> **Dataset items**:
______________________________

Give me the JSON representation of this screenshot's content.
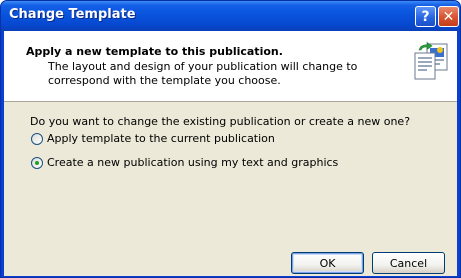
{
  "window": {
    "title": "Change Template",
    "help_glyph": "?",
    "close_glyph": "✕"
  },
  "header": {
    "title": "Apply a new template to this publication.",
    "description": "The layout and design of your publication will change to correspond with the template you choose.",
    "icon": "template-document-icon"
  },
  "body": {
    "question": "Do you want to change the existing publication or create a new one?",
    "options": [
      {
        "label": "Apply template to the current publication",
        "selected": false
      },
      {
        "label": "Create a new publication using my text and graphics",
        "selected": true
      }
    ]
  },
  "buttons": {
    "ok_label": "OK",
    "cancel_label": "Cancel"
  },
  "colors": {
    "titlebar": "#0a55df",
    "dialog_bg": "#ece9d8",
    "header_bg": "#ffffff",
    "radio_dot": "#21a121",
    "close_button": "#d9532e"
  }
}
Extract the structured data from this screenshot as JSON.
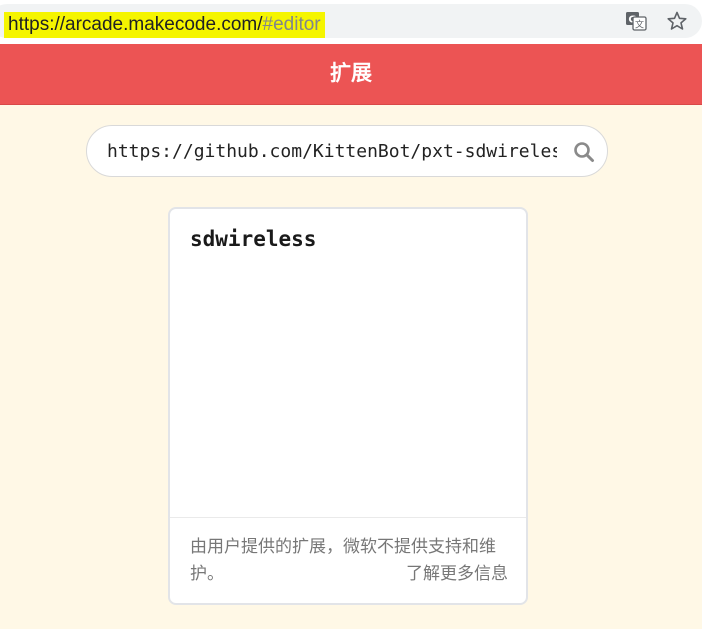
{
  "browser": {
    "url_main": "https://arcade.makecode.com/",
    "url_hash": "#editor"
  },
  "dialog": {
    "title": "扩展"
  },
  "search": {
    "value": "https://github.com/KittenBot/pxt-sdwireless"
  },
  "card": {
    "name": "sdwireless",
    "disclaimer": "由用户提供的扩展，微软不提供支持和维护。",
    "learn_more": "了解更多信息"
  },
  "colors": {
    "header": "#ec5454",
    "background": "#fff8e6",
    "url_highlight": "#f5f500"
  },
  "icons": [
    "lock-icon",
    "translate-icon",
    "star-icon",
    "search-icon"
  ]
}
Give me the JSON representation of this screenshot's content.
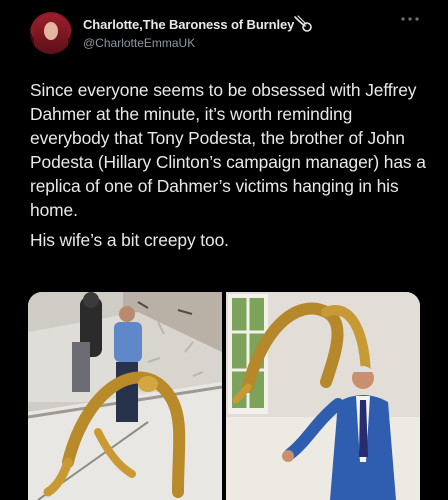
{
  "tweet": {
    "author": {
      "display_name": "Charlotte,The Baroness of Burnley",
      "handle": "@CharlotteEmmaUK",
      "badge_icon": "comet-icon",
      "more_icon": "more-dots-icon"
    },
    "paragraphs": [
      "Since everyone seems to be obsessed with Jeffrey Dahmer at the minute, it’s worth reminding everybody that Tony Podesta, the brother of John Podesta (Hillary Clinton’s campaign manager) has a replica of one of Dahmer’s victims hanging in his home.",
      "His wife’s a bit creepy too."
    ],
    "media": [
      {
        "subject": "gold contorted figure sculpture on staircase with two people"
      },
      {
        "subject": "man in blue suit beside gold suspended figure sculpture"
      }
    ]
  },
  "colors": {
    "background": "#000000",
    "text": "#e7e9ea",
    "secondary_text": "#8b98a5"
  }
}
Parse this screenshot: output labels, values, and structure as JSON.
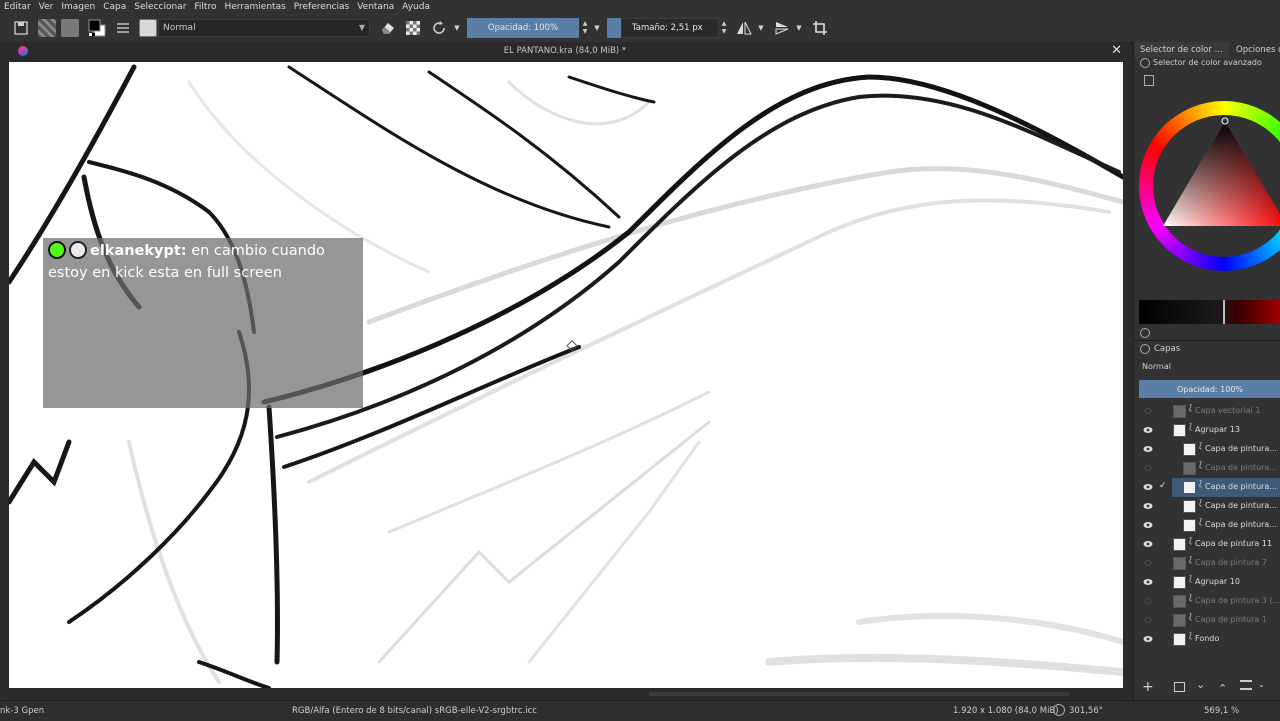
{
  "menu": [
    "Editar",
    "Ver",
    "Imagen",
    "Capa",
    "Seleccionar",
    "Filtro",
    "Herramientas",
    "Preferencias",
    "Ventana",
    "Ayuda"
  ],
  "toolbar": {
    "blend_mode": "Normal",
    "opacity_label": "Opacidad: 100%",
    "size_label": "Tamaño: 2,51 px"
  },
  "document": {
    "title": "EL PANTANO.kra (84,0 MiB) *"
  },
  "chat": {
    "username": "elkanekypt:",
    "message": "en cambio cuando estoy en kick esta en full screen"
  },
  "panel": {
    "tabs": [
      "Selector de color ...",
      "Opciones de"
    ],
    "color_selector_title": "Selector de color avanzado",
    "layers_title": "Capas",
    "layers_blend": "Normal",
    "layers_opacity": "Opacidad:  100%",
    "layers": [
      {
        "name": "Capa vectorial 1",
        "visible": false,
        "dim": true,
        "indent": 0,
        "group": false
      },
      {
        "name": "Agrupar 13",
        "visible": true,
        "dim": false,
        "indent": 0,
        "group": true
      },
      {
        "name": "Capa de pintura...",
        "visible": true,
        "dim": false,
        "indent": 1,
        "group": false
      },
      {
        "name": "Capa de pintura...",
        "visible": false,
        "dim": true,
        "indent": 1,
        "group": false
      },
      {
        "name": "Capa de pintura...",
        "visible": true,
        "dim": false,
        "indent": 1,
        "group": false,
        "selected": true
      },
      {
        "name": "Capa de pintura...",
        "visible": true,
        "dim": false,
        "indent": 1,
        "group": false
      },
      {
        "name": "Capa de pintura...",
        "visible": true,
        "dim": false,
        "indent": 1,
        "group": false
      },
      {
        "name": "Capa de pintura 11",
        "visible": true,
        "dim": false,
        "indent": 0,
        "group": false
      },
      {
        "name": "Capa de pintura 7",
        "visible": false,
        "dim": true,
        "indent": 0,
        "group": false
      },
      {
        "name": "Agrupar 10",
        "visible": true,
        "dim": false,
        "indent": 0,
        "group": true
      },
      {
        "name": "Capa de pintura 3 (...",
        "visible": false,
        "dim": true,
        "indent": 0,
        "group": false
      },
      {
        "name": "Capa de pintura 1",
        "visible": false,
        "dim": true,
        "indent": 0,
        "group": false
      },
      {
        "name": "Fondo",
        "visible": true,
        "dim": false,
        "indent": 0,
        "group": false
      }
    ]
  },
  "status": {
    "brush": "nk-3 Gpen",
    "color_space": "RGB/Alfa (Entero de 8 bits/canal)  sRGB-elle-V2-srgbtrc.icc",
    "dimensions": "1.920 x 1.080 (84,0 MiB)",
    "rotation": "301,56°",
    "zoom": "569,1 %"
  },
  "colors": {
    "accent": "#5a7fa6",
    "selection": "#3f5a78",
    "canvas": "#ffffff",
    "ui_bg": "#323232"
  }
}
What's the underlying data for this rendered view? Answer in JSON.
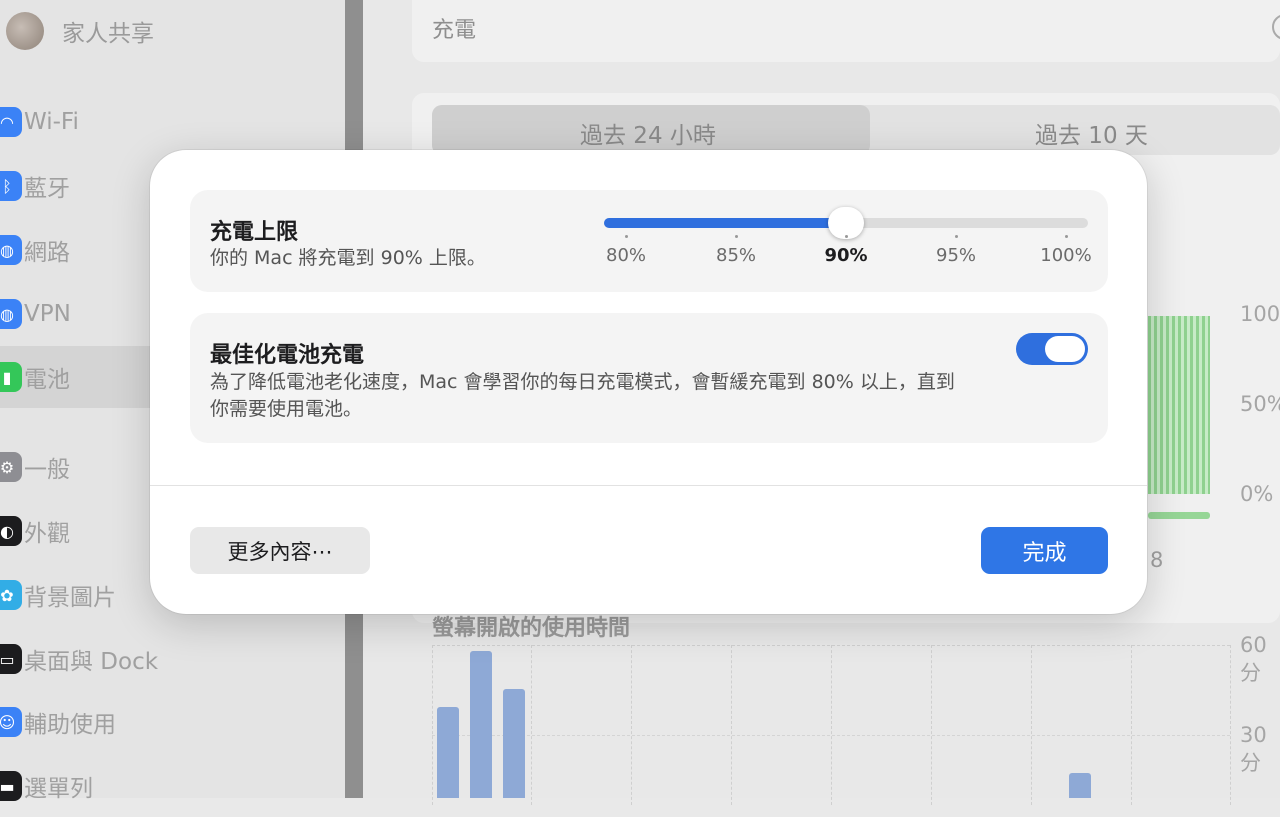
{
  "sidebar": {
    "family_label": "家人共享",
    "items": [
      {
        "label": "Wi-Fi",
        "icon": "wifi-icon",
        "color": "#3b82f6"
      },
      {
        "label": "藍牙",
        "icon": "bluetooth-icon",
        "color": "#3b82f6"
      },
      {
        "label": "網路",
        "icon": "globe-icon",
        "color": "#3b82f6"
      },
      {
        "label": "VPN",
        "icon": "vpn-icon",
        "color": "#3b82f6"
      },
      {
        "label": "電池",
        "icon": "battery-icon",
        "color": "#34c759"
      },
      {
        "label": "一般",
        "icon": "gear-icon",
        "color": "#8e8e93"
      },
      {
        "label": "外觀",
        "icon": "appearance-icon",
        "color": "#1c1c1e"
      },
      {
        "label": "背景圖片",
        "icon": "wallpaper-icon",
        "color": "#32ade6"
      },
      {
        "label": "桌面與 Dock",
        "icon": "dock-icon",
        "color": "#1c1c1e"
      },
      {
        "label": "輔助使用",
        "icon": "accessibility-icon",
        "color": "#3b82f6"
      },
      {
        "label": "選單列",
        "icon": "menubar-icon",
        "color": "#1c1c1e"
      }
    ]
  },
  "main": {
    "section_title": "充電",
    "tabs": [
      "過去 24 小時",
      "過去 10 天"
    ],
    "selected_tab": 0,
    "battery_axis": [
      "100",
      "50%",
      "0%"
    ],
    "x_tail": "8",
    "usage_title": "螢幕開啟的使用時間",
    "usage_axis": [
      "60 分",
      "30 分"
    ]
  },
  "dialog": {
    "charge_limit": {
      "title": "充電上限",
      "description": "你的 Mac 將充電到 90% 上限。",
      "ticks": [
        "80%",
        "85%",
        "90%",
        "95%",
        "100%"
      ],
      "selected_index": 2
    },
    "optimized": {
      "title": "最佳化電池充電",
      "description": "為了降低電池老化速度，Mac 會學習你的每日充電模式，會暫緩充電到 80% 以上，直到你需要使用電池。",
      "enabled": true
    },
    "more_button": "更多內容⋯",
    "done_button": "完成"
  },
  "colors": {
    "accent": "#2f6fde",
    "done_button": "#2f76e6",
    "battery_green": "#8fd18f"
  }
}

______________________________

Write out every line of the listing that holds the word "this".

> **Final answer**:
Give me the JSON representation of this screenshot's content.
    "title": "Apply a new template to this publication.",
Extract the structured data from this screenshot as JSON.
Give me the JSON representation of this screenshot's content.
Parse this screenshot: output labels, values, and structure as JSON.
What's the underlying data for this rendered view? Answer in JSON.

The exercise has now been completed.